→ **YOUR INSTRUCTIONS**:
Copy each line with the word "OneDrive" in it.

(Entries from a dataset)
__________________________________________________
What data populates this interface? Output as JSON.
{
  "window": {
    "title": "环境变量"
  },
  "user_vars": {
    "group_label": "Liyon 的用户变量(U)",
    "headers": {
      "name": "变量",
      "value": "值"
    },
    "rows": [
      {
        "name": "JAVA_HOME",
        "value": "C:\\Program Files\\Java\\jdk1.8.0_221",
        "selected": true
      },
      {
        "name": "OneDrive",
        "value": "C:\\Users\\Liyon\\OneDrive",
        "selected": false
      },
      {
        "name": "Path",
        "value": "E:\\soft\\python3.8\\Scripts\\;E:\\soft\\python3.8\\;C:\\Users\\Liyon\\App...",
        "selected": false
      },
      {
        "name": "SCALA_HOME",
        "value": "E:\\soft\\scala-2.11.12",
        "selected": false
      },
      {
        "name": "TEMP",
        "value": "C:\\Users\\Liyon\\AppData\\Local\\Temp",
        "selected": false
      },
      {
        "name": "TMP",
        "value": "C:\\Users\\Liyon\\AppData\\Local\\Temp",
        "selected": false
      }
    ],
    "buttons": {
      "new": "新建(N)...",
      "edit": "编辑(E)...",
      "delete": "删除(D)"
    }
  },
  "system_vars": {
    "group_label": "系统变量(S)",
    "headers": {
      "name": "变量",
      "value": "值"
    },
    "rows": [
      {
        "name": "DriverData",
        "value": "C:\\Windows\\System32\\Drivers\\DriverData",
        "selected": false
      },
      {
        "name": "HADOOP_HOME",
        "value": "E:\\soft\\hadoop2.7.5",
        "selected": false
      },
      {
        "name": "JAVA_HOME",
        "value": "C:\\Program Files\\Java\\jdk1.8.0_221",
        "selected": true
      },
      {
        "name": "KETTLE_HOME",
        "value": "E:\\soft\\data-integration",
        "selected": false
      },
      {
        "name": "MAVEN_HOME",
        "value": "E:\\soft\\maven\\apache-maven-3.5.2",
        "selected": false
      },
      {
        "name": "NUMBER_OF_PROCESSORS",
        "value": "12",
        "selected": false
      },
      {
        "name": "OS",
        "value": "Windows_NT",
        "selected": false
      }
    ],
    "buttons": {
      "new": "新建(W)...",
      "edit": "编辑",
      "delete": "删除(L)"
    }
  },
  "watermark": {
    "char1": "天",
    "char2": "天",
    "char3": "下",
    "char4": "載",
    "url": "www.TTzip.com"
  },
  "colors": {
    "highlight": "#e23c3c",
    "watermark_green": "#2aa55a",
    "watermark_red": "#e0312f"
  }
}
__________________________________________________
→ **ANSWER TO THE EXERCISE**:
        "name": "OneDrive",
        "value": "C:\\Users\\Liyon\\OneDrive",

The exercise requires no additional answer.